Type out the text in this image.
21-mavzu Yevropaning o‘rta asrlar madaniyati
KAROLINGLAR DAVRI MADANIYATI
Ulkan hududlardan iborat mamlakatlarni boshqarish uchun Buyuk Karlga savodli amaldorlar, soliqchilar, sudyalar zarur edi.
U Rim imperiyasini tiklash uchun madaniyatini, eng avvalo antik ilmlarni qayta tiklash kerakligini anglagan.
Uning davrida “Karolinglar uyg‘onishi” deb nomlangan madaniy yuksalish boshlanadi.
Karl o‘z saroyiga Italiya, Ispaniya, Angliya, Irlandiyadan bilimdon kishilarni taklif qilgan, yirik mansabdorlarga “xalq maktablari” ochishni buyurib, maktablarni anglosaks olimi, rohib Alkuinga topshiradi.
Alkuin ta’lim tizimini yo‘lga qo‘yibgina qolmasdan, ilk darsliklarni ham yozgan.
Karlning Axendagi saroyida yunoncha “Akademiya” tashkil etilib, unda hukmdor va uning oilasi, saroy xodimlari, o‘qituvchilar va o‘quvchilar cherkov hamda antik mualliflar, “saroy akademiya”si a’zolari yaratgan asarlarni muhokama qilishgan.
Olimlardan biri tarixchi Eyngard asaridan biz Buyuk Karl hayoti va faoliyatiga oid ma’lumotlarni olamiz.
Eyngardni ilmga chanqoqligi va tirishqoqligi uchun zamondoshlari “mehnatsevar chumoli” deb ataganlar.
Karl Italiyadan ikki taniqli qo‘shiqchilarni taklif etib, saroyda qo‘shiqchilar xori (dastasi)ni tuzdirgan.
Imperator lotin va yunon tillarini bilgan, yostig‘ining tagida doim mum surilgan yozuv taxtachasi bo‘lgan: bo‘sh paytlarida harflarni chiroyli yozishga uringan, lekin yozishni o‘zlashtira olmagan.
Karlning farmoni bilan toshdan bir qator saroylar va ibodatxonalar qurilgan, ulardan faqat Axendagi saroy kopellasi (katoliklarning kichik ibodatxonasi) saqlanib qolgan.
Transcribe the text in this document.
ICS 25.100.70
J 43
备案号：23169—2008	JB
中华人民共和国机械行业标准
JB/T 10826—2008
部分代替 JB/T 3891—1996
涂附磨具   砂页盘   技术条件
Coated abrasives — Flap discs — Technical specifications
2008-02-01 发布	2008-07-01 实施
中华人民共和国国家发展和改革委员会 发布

• [Work to be completed]: Reproduce the entries above exactly.

• [Result of this exercise]:
Type out the text in this image.
21-mavzu Yevropaning o‘rta asrlar madaniyati
KAROLINGLAR DAVRI MADANIYATI
Ulkan hududlardan iborat mamlakatlarni boshqarish uchun Buyuk Karlga savodli amaldorlar, soliqchilar, sudyalar zarur edi.
U Rim imperiyasini tiklash uchun madaniyatini, eng avvalo antik ilmlarni qayta tiklash kerakligini anglagan.
Uning davrida “Karolinglar uyg‘onishi” deb nomlangan madaniy yuksalish boshlanadi.
Karl o‘z saroyiga Italiya, Ispaniya, Angliya, Irlandiyadan bilimdon kishilarni taklif qilgan, yirik mansabdorlarga “xalq maktablari” ochishni buyurib, maktablarni anglosaks olimi, rohib Alkuinga topshiradi.
Alkuin ta’lim tizimini yo‘lga qo‘yibgina qolmasdan, ilk darsliklarni ham yozgan.
Karlning Axendagi saroyida yunoncha “Akademiya” tashkil etilib, unda hukmdor va uning oilasi, saroy xodimlari, o‘qituvchilar va o‘quvchilar cherkov hamda antik mualliflar, “saroy akademiya”si a’zolari yaratgan asarlarni muhokama qilishgan.
Olimlardan biri tarixchi Eyngard asaridan biz Buyuk Karl hayoti va faoliyatiga oid ma’lumotlarni olamiz.
Eyngardni ilmga chanqoqligi va tirishqoqligi uchun zamondoshlari “mehnatsevar chumoli” deb ataganlar.
Karl Italiyadan ikki taniqli qo‘shiqchilarni taklif etib, saroyda qo‘shiqchilar xori (dastasi)ni tuzdirgan.
Imperator lotin va yunon tillarini bilgan, yostig‘ining tagida doim mum surilgan yozuv taxtachasi bo‘lgan: bo‘sh paytlarida harflarni chiroyli yozishga uringan, lekin yozishni o‘zlashtira olmagan.
Karlning farmoni bilan toshdan bir qator saroylar va ibodatxonalar qurilgan, ulardan faqat Axendagi saroy kopellasi (katoliklarning kichik ibodatxonasi) saqlanib qolgan.
Transcribe the text in this document.
ICS 25.100.70
J 43
备案号：23169—2008	JB
中华人民共和国机械行业标准
JB/T 10826—2008
部分代替 JB/T 3891—1996
涂附磨具   砂页盘   技术条件
Coated abrasives — Flap discs — Technical specifications
2008-02-01 发布	2008-07-01 实施
中华人民共和国国家发展和改革委员会 发布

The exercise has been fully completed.